=== WORK TO COMPLETE ===
Each entry below should be echoed exactly, with pictures omitted.

=== RECORDS TO PROCESS ===
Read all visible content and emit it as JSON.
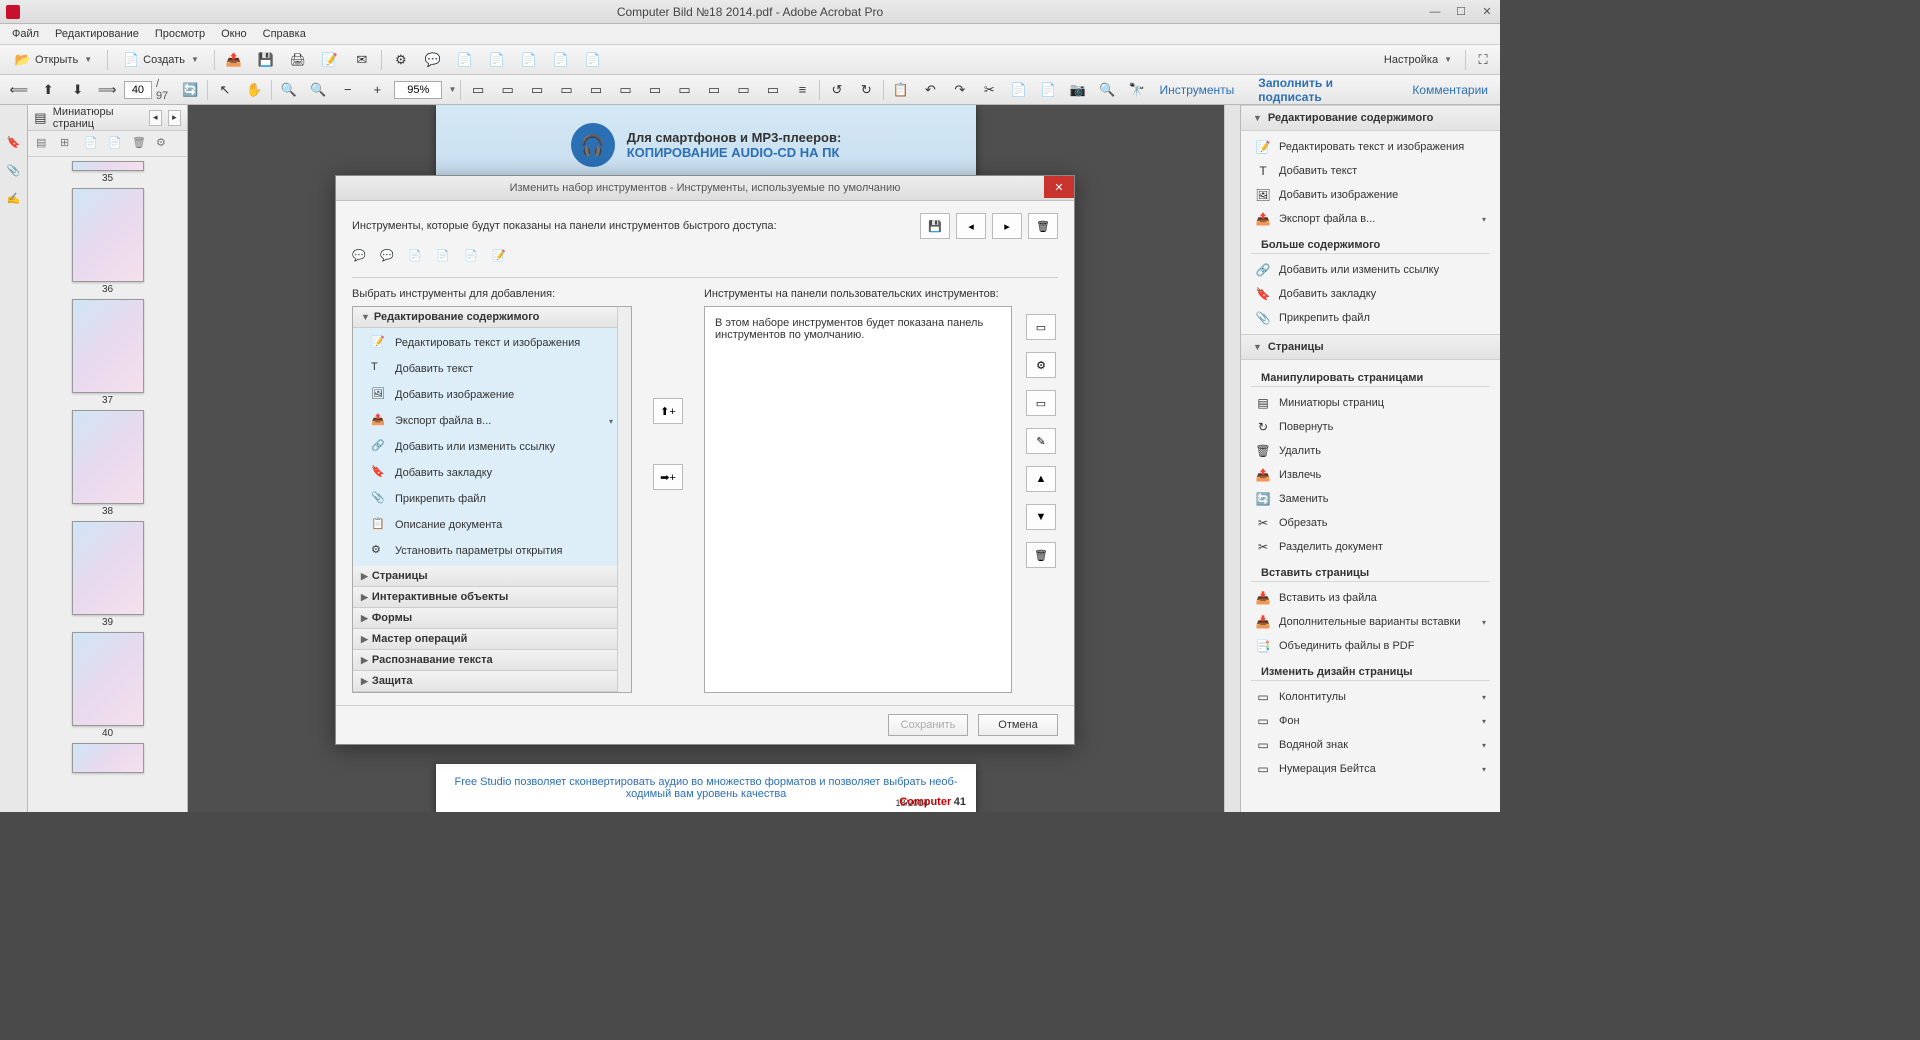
{
  "window": {
    "title": "Computer Bild №18 2014.pdf - Adobe Acrobat Pro"
  },
  "menu": [
    "Файл",
    "Редактирование",
    "Просмотр",
    "Окно",
    "Справка"
  ],
  "toolbar1": {
    "open": "Открыть",
    "create": "Создать",
    "settings": "Настройка"
  },
  "toolbar2": {
    "page_current": "40",
    "page_total": "/ 97",
    "zoom": "95%",
    "right_links": [
      "Инструменты",
      "Заполнить и подписать",
      "Комментарии"
    ]
  },
  "thumbnails": {
    "title": "Миниатюры страниц",
    "pages": [
      "35",
      "36",
      "37",
      "38",
      "39",
      "40"
    ]
  },
  "doc_banner": {
    "line1": "Для смартфонов и MP3-плееров:",
    "line2": "КОПИРОВАНИЕ AUDIO-CD НА ПК"
  },
  "doc_footer": {
    "text": "Free Studio позволяет сконвертировать аудио во множество форматов и позволяет выбрать необ-",
    "text2": "ходимый вам уровень качества",
    "issue": "18/2014",
    "brand": "Computer",
    "pagenum": "41"
  },
  "dialog": {
    "title": "Изменить набор инструментов - Инструменты, используемые по умолчанию",
    "label_shown": "Инструменты, которые будут показаны на панели инструментов быстрого доступа:",
    "label_select": "Выбрать инструменты для добавления:",
    "label_user": "Инструменты на панели пользовательских инструментов:",
    "right_text": "В этом наборе инструментов будет показана панель инструментов по умолчанию.",
    "categories_open": "Редактирование содержимого",
    "open_items": [
      "Редактировать текст и изображения",
      "Добавить текст",
      "Добавить изображение",
      "Экспорт файла в...",
      "Добавить или изменить ссылку",
      "Добавить закладку",
      "Прикрепить файл",
      "Описание документа",
      "Установить параметры открытия"
    ],
    "categories_closed": [
      "Страницы",
      "Интерактивные объекты",
      "Формы",
      "Мастер операций",
      "Распознавание текста",
      "Защита"
    ],
    "save": "Сохранить",
    "cancel": "Отмена"
  },
  "right_panel": {
    "sec1": "Редактирование содержимого",
    "sec1_items": [
      "Редактировать текст и изображения",
      "Добавить текст",
      "Добавить изображение",
      "Экспорт файла в..."
    ],
    "sub1": "Больше содержимого",
    "sub1_items": [
      "Добавить или изменить ссылку",
      "Добавить закладку",
      "Прикрепить файл"
    ],
    "sec2": "Страницы",
    "sub2": "Манипулировать страницами",
    "sub2_items": [
      "Миниатюры страниц",
      "Повернуть",
      "Удалить",
      "Извлечь",
      "Заменить",
      "Обрезать",
      "Разделить документ"
    ],
    "sub3": "Вставить страницы",
    "sub3_items": [
      "Вставить из файла",
      "Дополнительные варианты вставки",
      "Объединить файлы в PDF"
    ],
    "sub4": "Изменить дизайн страницы",
    "sub4_items": [
      "Колонтитулы",
      "Фон",
      "Водяной знак",
      "Нумерация Бейтса"
    ]
  }
}
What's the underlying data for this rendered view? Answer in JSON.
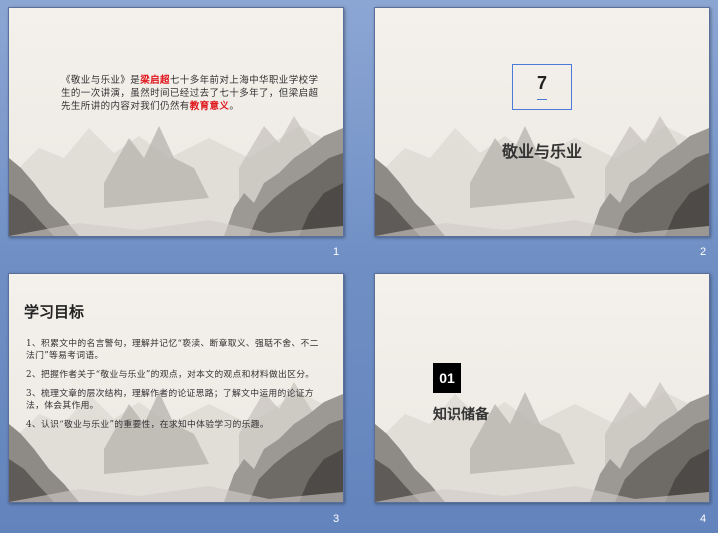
{
  "slides": [
    {
      "number": "1",
      "text_parts": [
        "《敬业与乐业》是",
        "梁启超",
        "七十多年前对上海中华职业学校学生的一次讲演，虽然时间已经过去了七十多年了，但梁启超先生所讲的内容对我们仍然有",
        "教育意义",
        "。"
      ]
    },
    {
      "number": "2",
      "lesson_number": "7",
      "title": "敬业与乐业"
    },
    {
      "number": "3",
      "title": "学习目标",
      "items": [
        "1、积累文中的名言警句，理解并记忆“亵渎、断章取义、强聒不舍、不二法门”等易考词语。",
        "2、把握作者关于“敬业与乐业”的观点，对本文的观点和材料做出区分。",
        "3、梳理文章的层次结构，理解作者的论证思路；了解文中运用的论证方法，体会其作用。",
        "4、认识“敬业与乐业”的重要性，在求知中体验学习的乐趣。"
      ]
    },
    {
      "number": "4",
      "badge": "01",
      "title": "知识储备"
    }
  ],
  "colors": {
    "highlight": "#e0161c",
    "frame": "#4c7ad8",
    "background": "#7a96c8"
  }
}
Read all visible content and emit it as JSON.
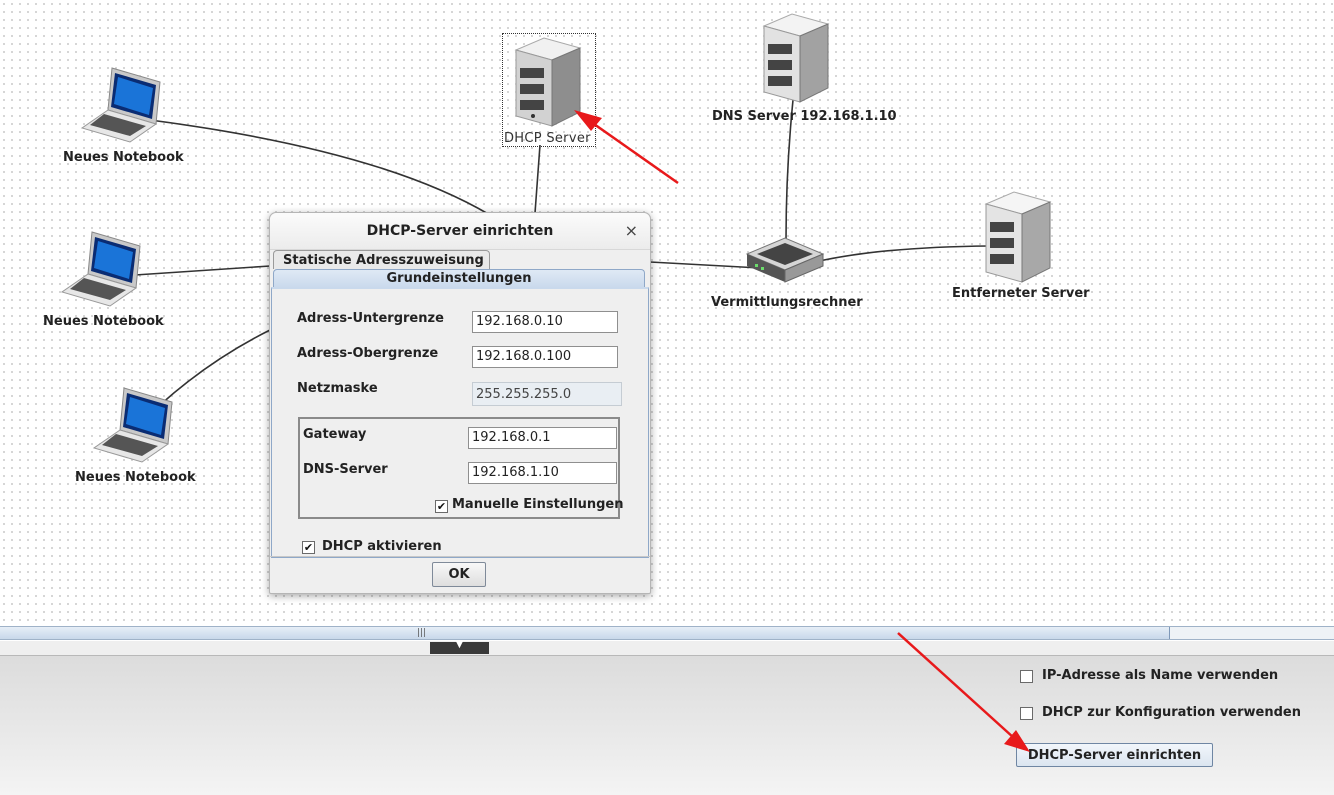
{
  "network": {
    "nodes": {
      "notebook_1": "Neues Notebook",
      "notebook_2": "Neues Notebook",
      "notebook_3": "Neues Notebook",
      "dhcp_server": "DHCP Server",
      "dns_server": "DNS Server 192.168.1.10",
      "switch": "Vermittlungsrechner",
      "remote_server": "Entferneter Server"
    },
    "icons": {
      "notebook": "laptop-icon",
      "server": "server-icon",
      "switch": "switch-icon"
    }
  },
  "dialog": {
    "title": "DHCP-Server einrichten",
    "close": "×",
    "tabs": [
      "Statische Adresszuweisung",
      "Grundeinstellungen"
    ],
    "active_tab": "Grundeinstellungen",
    "fields": {
      "lower_label": "Adress-Untergrenze",
      "lower_value": "192.168.0.10",
      "upper_label": "Adress-Obergrenze",
      "upper_value": "192.168.0.100",
      "netmask_label": "Netzmaske",
      "netmask_value": "255.255.255.0",
      "gateway_label": "Gateway",
      "gateway_value": "192.168.0.1",
      "dns_label": "DNS-Server",
      "dns_value": "192.168.1.10"
    },
    "manual_settings": {
      "label": "Manuelle Einstellungen",
      "checked": true,
      "mark": "✔"
    },
    "dhcp_enable": {
      "label": "DHCP aktivieren",
      "checked": true,
      "mark": "✔"
    },
    "ok_label": "OK"
  },
  "bottom": {
    "ip_as_name": {
      "label": "IP-Adresse als Name verwenden",
      "checked": false
    },
    "dhcp_config": {
      "label": "DHCP zur Konfiguration verwenden",
      "checked": false
    },
    "setup_button": "DHCP-Server einrichten",
    "collapse_glyph": "▼",
    "scroll_grip": "|||"
  },
  "colors": {
    "annotation_arrow": "#e8191b",
    "link": "#333333",
    "tab_active": "#c9d9ec"
  }
}
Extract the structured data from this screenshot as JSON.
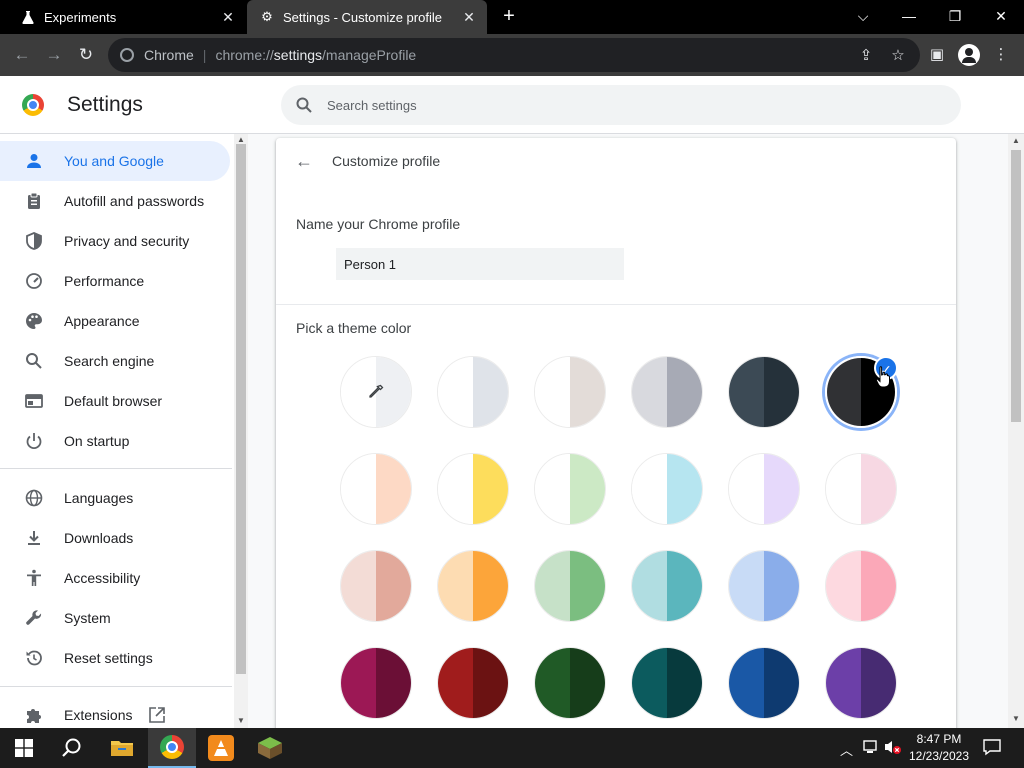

=== THE OUTPUT ===
Read all visible content and emit it as JSON.
{
  "window": {
    "title": "Computer Bild №18 2014.pdf - Adobe Acrobat Pro"
  },
  "menu": [
    "Файл",
    "Редактирование",
    "Просмотр",
    "Окно",
    "Справка"
  ],
  "toolbar1": {
    "open": "Открыть",
    "create": "Создать",
    "settings": "Настройка"
  },
  "toolbar2": {
    "page_current": "40",
    "page_total": "/ 97",
    "zoom": "95%",
    "right_links": [
      "Инструменты",
      "Заполнить и подписать",
      "Комментарии"
    ]
  },
  "thumbnails": {
    "title": "Миниатюры страниц",
    "pages": [
      "35",
      "36",
      "37",
      "38",
      "39",
      "40"
    ]
  },
  "doc_banner": {
    "line1": "Для смартфонов и MP3-плееров:",
    "line2": "КОПИРОВАНИЕ AUDIO-CD НА ПК"
  },
  "doc_footer": {
    "text": "Free Studio позволяет сконвертировать аудио во множество форматов и позволяет выбрать необ-",
    "text2": "ходимый вам уровень качества",
    "issue": "18/2014",
    "brand": "Computer",
    "pagenum": "41"
  },
  "dialog": {
    "title": "Изменить набор инструментов - Инструменты, используемые по умолчанию",
    "label_shown": "Инструменты, которые будут показаны на панели инструментов быстрого доступа:",
    "label_select": "Выбрать инструменты для добавления:",
    "label_user": "Инструменты на панели пользовательских инструментов:",
    "right_text": "В этом наборе инструментов будет показана панель инструментов по умолчанию.",
    "categories_open": "Редактирование содержимого",
    "open_items": [
      "Редактировать текст и изображения",
      "Добавить текст",
      "Добавить изображение",
      "Экспорт файла в...",
      "Добавить или изменить ссылку",
      "Добавить закладку",
      "Прикрепить файл",
      "Описание документа",
      "Установить параметры открытия"
    ],
    "categories_closed": [
      "Страницы",
      "Интерактивные объекты",
      "Формы",
      "Мастер операций",
      "Распознавание текста",
      "Защита"
    ],
    "save": "Сохранить",
    "cancel": "Отмена"
  },
  "right_panel": {
    "sec1": "Редактирование содержимого",
    "sec1_items": [
      "Редактировать текст и изображения",
      "Добавить текст",
      "Добавить изображение",
      "Экспорт файла в..."
    ],
    "sub1": "Больше содержимого",
    "sub1_items": [
      "Добавить или изменить ссылку",
      "Добавить закладку",
      "Прикрепить файл"
    ],
    "sec2": "Страницы",
    "sub2": "Манипулировать страницами",
    "sub2_items": [
      "Миниатюры страниц",
      "Повернуть",
      "Удалить",
      "Извлечь",
      "Заменить",
      "Обрезать",
      "Разделить документ"
    ],
    "sub3": "Вставить страницы",
    "sub3_items": [
      "Вставить из файла",
      "Дополнительные варианты вставки",
      "Объединить файлы в PDF"
    ],
    "sub4": "Изменить дизайн страницы",
    "sub4_items": [
      "Колонтитулы",
      "Фон",
      "Водяной знак",
      "Нумерация Бейтса"
    ]
  }
}
What's the underlying data for this rendered view? Answer in JSON.
{
  "slides": [
    {
      "number": "1",
      "text_parts": [
        "《敬业与乐业》是",
        "梁启超",
        "七十多年前对上海中华职业学校学生的一次讲演，虽然时间已经过去了七十多年了，但梁启超先生所讲的内容对我们仍然有",
        "教育意义",
        "。"
      ]
    },
    {
      "number": "2",
      "lesson_number": "7",
      "title": "敬业与乐业"
    },
    {
      "number": "3",
      "title": "学习目标",
      "items": [
        "1、积累文中的名言警句，理解并记忆“亵渎、断章取义、强聒不舍、不二法门”等易考词语。",
        "2、把握作者关于“敬业与乐业”的观点，对本文的观点和材料做出区分。",
        "3、梳理文章的层次结构，理解作者的论证思路；了解文中运用的论证方法，体会其作用。",
        "4、认识“敬业与乐业”的重要性，在求知中体验学习的乐趣。"
      ]
    },
    {
      "number": "4",
      "badge": "01",
      "title": "知识储备"
    }
  ],
  "colors": {
    "highlight": "#e0161c",
    "frame": "#4c7ad8",
    "background": "#7a96c8"
  }
}
Read all visible content and emit it as JSON.
{
  "network": {
    "nodes": {
      "notebook_1": "Neues Notebook",
      "notebook_2": "Neues Notebook",
      "notebook_3": "Neues Notebook",
      "dhcp_server": "DHCP Server",
      "dns_server": "DNS Server 192.168.1.10",
      "switch": "Vermittlungsrechner",
      "remote_server": "Entferneter Server"
    },
    "icons": {
      "notebook": "laptop-icon",
      "server": "server-icon",
      "switch": "switch-icon"
    }
  },
  "dialog": {
    "title": "DHCP-Server einrichten",
    "close": "×",
    "tabs": [
      "Statische Adresszuweisung",
      "Grundeinstellungen"
    ],
    "active_tab": "Grundeinstellungen",
    "fields": {
      "lower_label": "Adress-Untergrenze",
      "lower_value": "192.168.0.10",
      "upper_label": "Adress-Obergrenze",
      "upper_value": "192.168.0.100",
      "netmask_label": "Netzmaske",
      "netmask_value": "255.255.255.0",
      "gateway_label": "Gateway",
      "gateway_value": "192.168.0.1",
      "dns_label": "DNS-Server",
      "dns_value": "192.168.1.10"
    },
    "manual_settings": {
      "label": "Manuelle Einstellungen",
      "checked": true,
      "mark": "✔"
    },
    "dhcp_enable": {
      "label": "DHCP aktivieren",
      "checked": true,
      "mark": "✔"
    },
    "ok_label": "OK"
  },
  "bottom": {
    "ip_as_name": {
      "label": "IP-Adresse als Name verwenden",
      "checked": false
    },
    "dhcp_config": {
      "label": "DHCP zur Konfiguration verwenden",
      "checked": false
    },
    "setup_button": "DHCP-Server einrichten",
    "collapse_glyph": "▼",
    "scroll_grip": "|||"
  },
  "colors": {
    "annotation_arrow": "#e8191b",
    "link": "#333333",
    "tab_active": "#c9d9ec"
  }
}
Extract the structured data from this screenshot as JSON.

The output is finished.